**Task instructions:**
How many lines of these records hold the string "outlook"? Reply with the number alone.

※

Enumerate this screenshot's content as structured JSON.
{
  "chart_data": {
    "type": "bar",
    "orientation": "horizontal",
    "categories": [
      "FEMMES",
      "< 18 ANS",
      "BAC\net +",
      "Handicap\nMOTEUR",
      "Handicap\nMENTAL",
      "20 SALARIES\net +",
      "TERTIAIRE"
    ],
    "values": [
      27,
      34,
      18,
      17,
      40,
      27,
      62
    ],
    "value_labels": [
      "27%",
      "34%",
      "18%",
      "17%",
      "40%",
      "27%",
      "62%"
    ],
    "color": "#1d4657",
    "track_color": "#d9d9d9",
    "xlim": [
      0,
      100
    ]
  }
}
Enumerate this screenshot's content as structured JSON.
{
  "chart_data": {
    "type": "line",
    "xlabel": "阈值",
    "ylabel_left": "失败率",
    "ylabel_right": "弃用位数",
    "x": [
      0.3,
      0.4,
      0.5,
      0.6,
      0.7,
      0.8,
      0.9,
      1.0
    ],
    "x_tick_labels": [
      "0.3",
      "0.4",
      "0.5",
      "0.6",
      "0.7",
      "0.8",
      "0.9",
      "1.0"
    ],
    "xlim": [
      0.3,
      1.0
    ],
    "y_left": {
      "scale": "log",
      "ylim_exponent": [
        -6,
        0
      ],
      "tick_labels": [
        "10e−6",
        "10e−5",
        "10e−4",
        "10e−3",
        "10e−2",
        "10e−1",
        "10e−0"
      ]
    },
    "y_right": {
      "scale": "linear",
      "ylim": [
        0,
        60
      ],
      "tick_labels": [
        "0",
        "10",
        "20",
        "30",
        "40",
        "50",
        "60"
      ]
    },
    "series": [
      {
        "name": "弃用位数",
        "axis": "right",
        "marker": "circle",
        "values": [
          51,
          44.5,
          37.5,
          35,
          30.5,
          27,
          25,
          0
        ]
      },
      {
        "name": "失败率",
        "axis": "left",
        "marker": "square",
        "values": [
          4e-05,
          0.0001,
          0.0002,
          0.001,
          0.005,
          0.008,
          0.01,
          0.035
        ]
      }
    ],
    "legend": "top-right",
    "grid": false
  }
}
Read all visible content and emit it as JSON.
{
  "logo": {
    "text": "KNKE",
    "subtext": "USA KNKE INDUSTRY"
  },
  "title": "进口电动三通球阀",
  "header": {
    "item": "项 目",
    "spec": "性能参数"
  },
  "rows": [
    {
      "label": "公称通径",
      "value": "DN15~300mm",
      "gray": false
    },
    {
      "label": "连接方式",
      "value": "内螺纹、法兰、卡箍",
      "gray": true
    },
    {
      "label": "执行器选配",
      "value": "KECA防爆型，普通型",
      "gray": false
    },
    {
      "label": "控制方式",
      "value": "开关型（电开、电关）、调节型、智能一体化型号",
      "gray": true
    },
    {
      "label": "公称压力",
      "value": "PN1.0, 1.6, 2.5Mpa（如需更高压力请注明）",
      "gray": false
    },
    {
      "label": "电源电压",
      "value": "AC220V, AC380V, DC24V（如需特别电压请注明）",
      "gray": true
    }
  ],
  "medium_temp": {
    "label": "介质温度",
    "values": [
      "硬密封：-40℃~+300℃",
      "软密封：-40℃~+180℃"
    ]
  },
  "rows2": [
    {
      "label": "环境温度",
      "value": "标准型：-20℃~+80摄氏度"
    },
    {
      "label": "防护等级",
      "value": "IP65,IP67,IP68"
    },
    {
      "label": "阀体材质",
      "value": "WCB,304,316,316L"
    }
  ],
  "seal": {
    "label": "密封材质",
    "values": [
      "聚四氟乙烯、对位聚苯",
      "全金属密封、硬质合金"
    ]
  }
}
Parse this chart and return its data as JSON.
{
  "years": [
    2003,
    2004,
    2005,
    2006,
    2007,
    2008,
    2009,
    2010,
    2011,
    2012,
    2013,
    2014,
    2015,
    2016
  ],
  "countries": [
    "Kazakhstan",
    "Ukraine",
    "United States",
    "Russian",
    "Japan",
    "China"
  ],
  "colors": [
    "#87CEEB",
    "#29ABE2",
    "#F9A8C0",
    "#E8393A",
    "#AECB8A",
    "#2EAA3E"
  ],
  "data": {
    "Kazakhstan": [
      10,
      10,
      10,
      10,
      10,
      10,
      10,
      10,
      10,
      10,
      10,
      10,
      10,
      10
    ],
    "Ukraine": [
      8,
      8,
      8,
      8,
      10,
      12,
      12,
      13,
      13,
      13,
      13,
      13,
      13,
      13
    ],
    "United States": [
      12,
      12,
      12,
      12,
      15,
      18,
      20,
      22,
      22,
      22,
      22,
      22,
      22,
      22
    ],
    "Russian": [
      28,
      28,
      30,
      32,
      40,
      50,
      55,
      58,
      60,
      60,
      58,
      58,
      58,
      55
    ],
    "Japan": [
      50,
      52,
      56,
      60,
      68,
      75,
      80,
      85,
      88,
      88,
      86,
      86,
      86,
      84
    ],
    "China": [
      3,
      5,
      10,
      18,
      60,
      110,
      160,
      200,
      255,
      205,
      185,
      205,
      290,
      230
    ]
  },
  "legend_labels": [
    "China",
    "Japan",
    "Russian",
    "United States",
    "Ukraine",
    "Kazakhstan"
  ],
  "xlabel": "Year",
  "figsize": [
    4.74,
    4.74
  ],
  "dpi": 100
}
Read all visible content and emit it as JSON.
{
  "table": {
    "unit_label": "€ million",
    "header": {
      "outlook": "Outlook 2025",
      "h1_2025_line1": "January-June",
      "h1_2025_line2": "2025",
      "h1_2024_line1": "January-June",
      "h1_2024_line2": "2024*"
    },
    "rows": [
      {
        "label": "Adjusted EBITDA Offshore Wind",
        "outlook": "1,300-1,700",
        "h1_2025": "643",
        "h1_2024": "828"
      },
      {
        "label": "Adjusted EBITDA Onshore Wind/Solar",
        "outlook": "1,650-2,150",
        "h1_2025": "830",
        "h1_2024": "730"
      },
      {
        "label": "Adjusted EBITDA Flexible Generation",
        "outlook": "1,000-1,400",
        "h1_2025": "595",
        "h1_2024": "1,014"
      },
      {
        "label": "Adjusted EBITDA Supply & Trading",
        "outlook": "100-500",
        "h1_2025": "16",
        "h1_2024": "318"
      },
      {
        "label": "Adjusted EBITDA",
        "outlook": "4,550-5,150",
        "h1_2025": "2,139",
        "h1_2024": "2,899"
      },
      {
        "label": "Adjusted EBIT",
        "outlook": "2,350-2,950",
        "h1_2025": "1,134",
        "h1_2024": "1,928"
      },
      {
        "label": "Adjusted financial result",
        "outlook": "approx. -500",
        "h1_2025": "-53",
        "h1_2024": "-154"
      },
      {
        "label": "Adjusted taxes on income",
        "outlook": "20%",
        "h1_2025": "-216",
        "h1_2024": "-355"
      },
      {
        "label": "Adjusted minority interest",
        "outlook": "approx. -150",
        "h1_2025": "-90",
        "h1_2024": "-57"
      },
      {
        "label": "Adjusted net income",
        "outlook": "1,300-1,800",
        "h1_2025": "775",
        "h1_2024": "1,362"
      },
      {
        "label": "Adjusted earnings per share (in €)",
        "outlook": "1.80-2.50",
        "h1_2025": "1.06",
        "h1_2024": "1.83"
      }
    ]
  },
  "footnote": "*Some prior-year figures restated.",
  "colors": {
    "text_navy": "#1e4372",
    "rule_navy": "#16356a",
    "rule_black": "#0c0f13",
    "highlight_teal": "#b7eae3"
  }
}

※

**Result of this task:**
12